### Directive
Scan the records for the word "Documents". Copy each line that includes it.

### Supplied entries
<<<<

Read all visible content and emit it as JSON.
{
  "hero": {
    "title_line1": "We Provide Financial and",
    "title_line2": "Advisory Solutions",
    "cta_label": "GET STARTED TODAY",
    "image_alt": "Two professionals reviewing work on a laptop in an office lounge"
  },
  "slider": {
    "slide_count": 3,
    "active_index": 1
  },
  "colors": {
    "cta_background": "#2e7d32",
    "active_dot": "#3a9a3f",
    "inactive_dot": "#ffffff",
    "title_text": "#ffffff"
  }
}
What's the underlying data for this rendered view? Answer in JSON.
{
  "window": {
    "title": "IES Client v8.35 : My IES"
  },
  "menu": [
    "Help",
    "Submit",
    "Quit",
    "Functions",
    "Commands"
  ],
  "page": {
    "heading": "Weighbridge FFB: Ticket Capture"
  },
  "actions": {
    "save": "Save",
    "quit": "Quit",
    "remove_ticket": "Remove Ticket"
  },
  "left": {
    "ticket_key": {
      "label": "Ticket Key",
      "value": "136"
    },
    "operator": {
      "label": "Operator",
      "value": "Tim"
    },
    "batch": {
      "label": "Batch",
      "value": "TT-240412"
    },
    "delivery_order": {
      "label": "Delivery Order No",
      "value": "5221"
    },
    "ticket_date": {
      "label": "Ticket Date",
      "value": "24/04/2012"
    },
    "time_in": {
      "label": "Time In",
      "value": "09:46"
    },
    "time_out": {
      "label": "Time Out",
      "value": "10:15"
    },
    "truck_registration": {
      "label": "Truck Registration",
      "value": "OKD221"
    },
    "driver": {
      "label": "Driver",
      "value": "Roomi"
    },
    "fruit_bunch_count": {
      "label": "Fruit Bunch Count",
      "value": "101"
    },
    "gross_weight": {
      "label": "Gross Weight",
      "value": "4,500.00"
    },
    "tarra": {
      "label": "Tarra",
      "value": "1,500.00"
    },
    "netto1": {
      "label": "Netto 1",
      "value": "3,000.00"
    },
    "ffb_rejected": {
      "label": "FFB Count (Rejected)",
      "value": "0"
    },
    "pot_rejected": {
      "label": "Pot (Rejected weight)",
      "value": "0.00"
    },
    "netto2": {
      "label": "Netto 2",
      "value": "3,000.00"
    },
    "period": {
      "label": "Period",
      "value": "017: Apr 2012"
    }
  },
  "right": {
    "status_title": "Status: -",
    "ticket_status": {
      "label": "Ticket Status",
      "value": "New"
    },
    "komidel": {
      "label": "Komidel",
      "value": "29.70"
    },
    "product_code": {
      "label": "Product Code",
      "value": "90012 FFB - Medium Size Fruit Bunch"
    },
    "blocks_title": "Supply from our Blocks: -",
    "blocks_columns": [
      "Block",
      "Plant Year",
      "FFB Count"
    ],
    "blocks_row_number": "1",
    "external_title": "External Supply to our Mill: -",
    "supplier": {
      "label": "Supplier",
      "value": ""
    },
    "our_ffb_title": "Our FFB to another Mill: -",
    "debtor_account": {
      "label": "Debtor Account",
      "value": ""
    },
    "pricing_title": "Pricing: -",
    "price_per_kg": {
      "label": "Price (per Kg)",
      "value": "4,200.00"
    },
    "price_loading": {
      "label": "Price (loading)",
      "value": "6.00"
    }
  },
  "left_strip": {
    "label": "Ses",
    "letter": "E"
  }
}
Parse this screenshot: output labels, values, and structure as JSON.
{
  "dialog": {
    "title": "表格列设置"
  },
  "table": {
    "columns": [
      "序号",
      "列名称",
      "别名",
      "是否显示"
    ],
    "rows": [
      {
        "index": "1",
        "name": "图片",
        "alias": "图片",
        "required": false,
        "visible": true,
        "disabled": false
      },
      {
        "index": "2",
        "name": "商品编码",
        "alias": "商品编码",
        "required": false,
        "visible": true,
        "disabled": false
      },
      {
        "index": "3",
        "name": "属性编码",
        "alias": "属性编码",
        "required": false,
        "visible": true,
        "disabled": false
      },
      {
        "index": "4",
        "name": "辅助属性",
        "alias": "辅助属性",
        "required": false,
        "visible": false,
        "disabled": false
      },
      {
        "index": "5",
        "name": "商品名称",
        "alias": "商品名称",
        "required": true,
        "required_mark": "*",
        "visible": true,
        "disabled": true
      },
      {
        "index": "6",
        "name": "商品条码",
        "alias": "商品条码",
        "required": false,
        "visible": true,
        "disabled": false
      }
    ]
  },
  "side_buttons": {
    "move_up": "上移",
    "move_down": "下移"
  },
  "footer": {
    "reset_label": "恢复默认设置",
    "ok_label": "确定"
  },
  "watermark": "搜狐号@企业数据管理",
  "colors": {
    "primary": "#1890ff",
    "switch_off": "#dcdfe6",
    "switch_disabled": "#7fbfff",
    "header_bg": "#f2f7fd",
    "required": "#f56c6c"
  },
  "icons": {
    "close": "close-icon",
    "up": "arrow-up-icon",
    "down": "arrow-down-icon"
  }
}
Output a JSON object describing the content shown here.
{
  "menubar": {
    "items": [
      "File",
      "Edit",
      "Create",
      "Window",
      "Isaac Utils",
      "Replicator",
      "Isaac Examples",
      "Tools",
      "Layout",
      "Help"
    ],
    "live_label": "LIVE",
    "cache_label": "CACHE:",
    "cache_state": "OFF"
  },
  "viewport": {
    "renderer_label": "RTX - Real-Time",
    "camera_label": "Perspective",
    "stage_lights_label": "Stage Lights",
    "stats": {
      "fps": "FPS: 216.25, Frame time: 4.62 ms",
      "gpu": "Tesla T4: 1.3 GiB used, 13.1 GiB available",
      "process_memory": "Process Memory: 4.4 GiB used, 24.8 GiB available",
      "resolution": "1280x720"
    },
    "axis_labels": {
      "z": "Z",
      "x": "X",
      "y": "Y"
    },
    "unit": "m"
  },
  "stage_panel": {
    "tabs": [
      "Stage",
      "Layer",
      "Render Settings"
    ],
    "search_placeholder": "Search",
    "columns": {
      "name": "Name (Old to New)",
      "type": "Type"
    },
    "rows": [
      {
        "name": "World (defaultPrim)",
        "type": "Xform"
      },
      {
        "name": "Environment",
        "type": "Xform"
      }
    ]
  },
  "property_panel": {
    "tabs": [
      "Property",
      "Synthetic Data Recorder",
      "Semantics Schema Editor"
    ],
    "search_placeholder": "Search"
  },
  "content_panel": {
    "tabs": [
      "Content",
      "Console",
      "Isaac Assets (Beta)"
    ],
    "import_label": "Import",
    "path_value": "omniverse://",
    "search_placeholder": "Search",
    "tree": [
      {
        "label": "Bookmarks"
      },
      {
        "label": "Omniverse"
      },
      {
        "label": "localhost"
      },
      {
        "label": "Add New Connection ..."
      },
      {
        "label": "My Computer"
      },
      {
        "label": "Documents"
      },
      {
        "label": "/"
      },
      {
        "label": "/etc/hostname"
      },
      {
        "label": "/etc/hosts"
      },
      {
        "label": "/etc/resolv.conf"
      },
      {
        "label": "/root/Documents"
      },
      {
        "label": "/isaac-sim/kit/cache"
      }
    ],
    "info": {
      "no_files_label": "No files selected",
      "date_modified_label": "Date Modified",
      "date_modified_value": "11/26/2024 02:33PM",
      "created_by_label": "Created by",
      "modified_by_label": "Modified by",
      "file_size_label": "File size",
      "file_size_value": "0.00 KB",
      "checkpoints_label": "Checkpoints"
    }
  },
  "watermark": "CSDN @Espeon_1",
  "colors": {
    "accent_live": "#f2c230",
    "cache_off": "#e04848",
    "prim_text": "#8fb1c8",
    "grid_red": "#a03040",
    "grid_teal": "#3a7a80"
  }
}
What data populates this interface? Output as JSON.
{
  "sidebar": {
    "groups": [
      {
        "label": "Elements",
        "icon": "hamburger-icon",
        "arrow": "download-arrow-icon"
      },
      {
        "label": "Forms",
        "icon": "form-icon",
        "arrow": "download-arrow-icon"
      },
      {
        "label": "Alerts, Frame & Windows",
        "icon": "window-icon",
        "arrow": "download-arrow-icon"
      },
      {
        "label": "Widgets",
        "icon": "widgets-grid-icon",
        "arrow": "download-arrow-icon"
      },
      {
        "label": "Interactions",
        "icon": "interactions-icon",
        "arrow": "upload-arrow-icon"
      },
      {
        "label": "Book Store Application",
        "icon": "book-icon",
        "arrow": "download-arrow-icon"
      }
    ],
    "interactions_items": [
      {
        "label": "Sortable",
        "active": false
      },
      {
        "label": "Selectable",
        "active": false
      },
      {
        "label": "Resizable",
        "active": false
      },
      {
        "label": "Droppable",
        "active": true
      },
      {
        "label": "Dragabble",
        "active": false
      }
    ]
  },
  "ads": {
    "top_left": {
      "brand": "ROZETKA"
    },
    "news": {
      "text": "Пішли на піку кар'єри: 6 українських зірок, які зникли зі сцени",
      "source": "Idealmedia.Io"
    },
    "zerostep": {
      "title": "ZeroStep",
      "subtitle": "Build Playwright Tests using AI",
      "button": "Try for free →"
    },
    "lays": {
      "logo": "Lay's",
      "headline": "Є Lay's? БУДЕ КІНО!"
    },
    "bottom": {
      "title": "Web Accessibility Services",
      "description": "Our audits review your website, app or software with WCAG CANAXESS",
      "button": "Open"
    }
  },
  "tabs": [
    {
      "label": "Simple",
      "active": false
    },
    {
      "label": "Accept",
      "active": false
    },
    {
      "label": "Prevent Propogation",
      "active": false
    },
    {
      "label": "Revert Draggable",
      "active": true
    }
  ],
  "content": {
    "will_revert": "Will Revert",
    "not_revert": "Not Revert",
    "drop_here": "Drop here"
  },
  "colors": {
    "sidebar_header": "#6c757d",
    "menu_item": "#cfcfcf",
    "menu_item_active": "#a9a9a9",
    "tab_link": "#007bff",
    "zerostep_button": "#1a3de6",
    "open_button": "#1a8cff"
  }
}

>>>>

### Result for this exercise
        "label": "Documents"
        "label": "/root/Documents"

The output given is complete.